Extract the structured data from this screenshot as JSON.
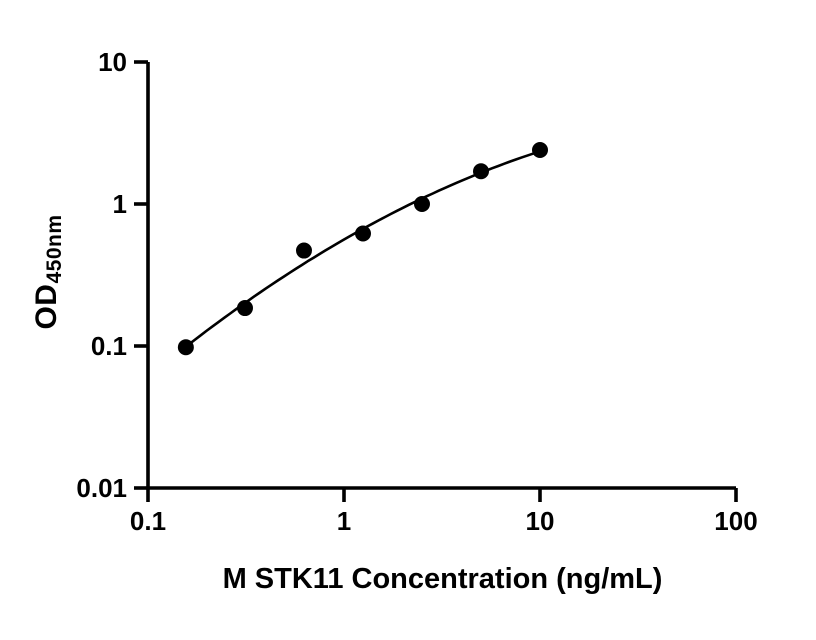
{
  "chart_data": {
    "type": "scatter",
    "title": "",
    "xlabel": "M STK11 Concentration (ng/mL)",
    "ylabel_main": "OD",
    "ylabel_sub": "450nm",
    "x_scale": "log",
    "y_scale": "log",
    "xlim": [
      0.1,
      100
    ],
    "ylim": [
      0.01,
      10
    ],
    "x_ticks": [
      0.1,
      1,
      10,
      100
    ],
    "x_tick_labels": [
      "0.1",
      "1",
      "10",
      "100"
    ],
    "y_ticks": [
      0.01,
      0.1,
      1,
      10
    ],
    "y_tick_labels": [
      "0.01",
      "0.1",
      "1",
      "10"
    ],
    "grid": false,
    "legend": "none",
    "colors": {
      "axis": "#000000",
      "marker": "#000000",
      "curve": "#000000",
      "text": "#000000",
      "background": "#ffffff"
    },
    "series": [
      {
        "name": "standard-curve-points",
        "marker": "circle",
        "x": [
          0.156,
          0.3125,
          0.625,
          1.25,
          2.5,
          5,
          10
        ],
        "y": [
          0.098,
          0.185,
          0.47,
          0.62,
          1.0,
          1.7,
          2.4
        ]
      }
    ],
    "fit": {
      "kind": "quadratic-loglog",
      "curve_x_range": [
        0.15,
        10
      ]
    }
  }
}
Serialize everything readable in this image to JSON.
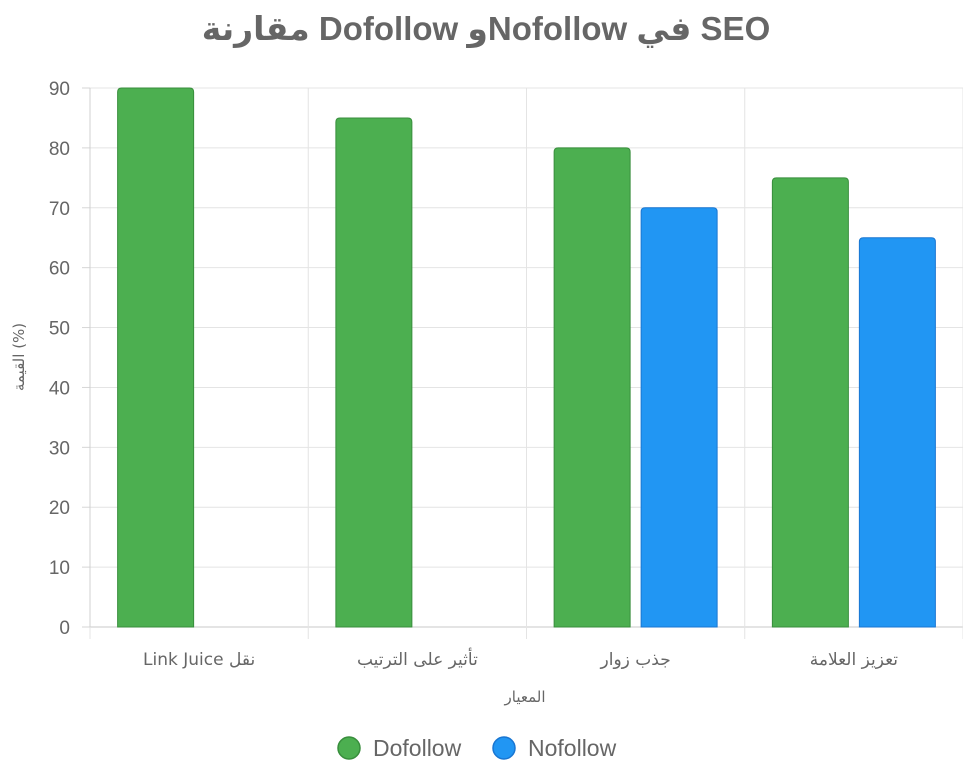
{
  "chart_data": {
    "type": "bar",
    "title": "مقارنة Dofollow وNofollow في SEO",
    "xlabel": "المعيار",
    "ylabel": "القيمة (%)",
    "categories": [
      "نقل Link Juice",
      "تأثير على الترتيب",
      "جذب زوار",
      "تعزيز العلامة"
    ],
    "ylim": [
      0,
      90
    ],
    "yticks": [
      0,
      10,
      20,
      30,
      40,
      50,
      60,
      70,
      80,
      90
    ],
    "grid": true,
    "legend_position": "bottom",
    "series": [
      {
        "name": "Dofollow",
        "values": [
          90,
          85,
          80,
          75
        ],
        "color": "#4caf50",
        "border_color": "#388e3c"
      },
      {
        "name": "Nofollow",
        "values": [
          0,
          0,
          70,
          65
        ],
        "color": "#2196f3",
        "border_color": "#1976d2"
      }
    ]
  }
}
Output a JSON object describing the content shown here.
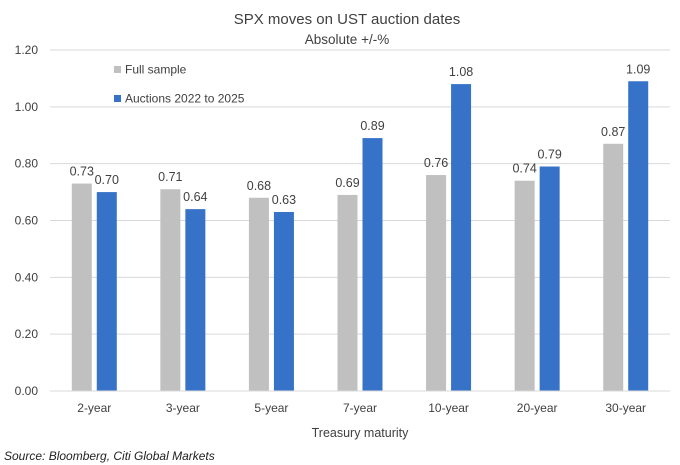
{
  "chart_data": {
    "type": "bar",
    "title": "SPX moves on UST auction dates",
    "subtitle": "Absolute +/-%",
    "xlabel": "Treasury maturity",
    "ylabel": "",
    "ylim": [
      0,
      1.2
    ],
    "yticks": [
      "0.00",
      "0.20",
      "0.40",
      "0.60",
      "0.80",
      "1.00",
      "1.20"
    ],
    "grid": true,
    "legend_position": "top-left",
    "categories": [
      "2-year",
      "3-year",
      "5-year",
      "7-year",
      "10-year",
      "20-year",
      "30-year"
    ],
    "series": [
      {
        "name": "Full sample",
        "color": "#c0c0c0",
        "values": [
          0.73,
          0.71,
          0.68,
          0.69,
          0.76,
          0.74,
          0.87
        ],
        "labels": [
          "0.73",
          "0.71",
          "0.68",
          "0.69",
          "0.76",
          "0.74",
          "0.87"
        ]
      },
      {
        "name": "Auctions 2022 to 2025",
        "color": "#3572c8",
        "values": [
          0.7,
          0.64,
          0.63,
          0.89,
          1.08,
          0.79,
          1.09
        ],
        "labels": [
          "0.70",
          "0.64",
          "0.63",
          "0.89",
          "1.08",
          "0.79",
          "1.09"
        ]
      }
    ]
  },
  "source": "Source: Bloomberg, Citi Global Markets"
}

──────────

**Task to carry out**. Each line of the data that includes the word "xlabel" counts once; report the total and nothing more.

**Problem solution**. 3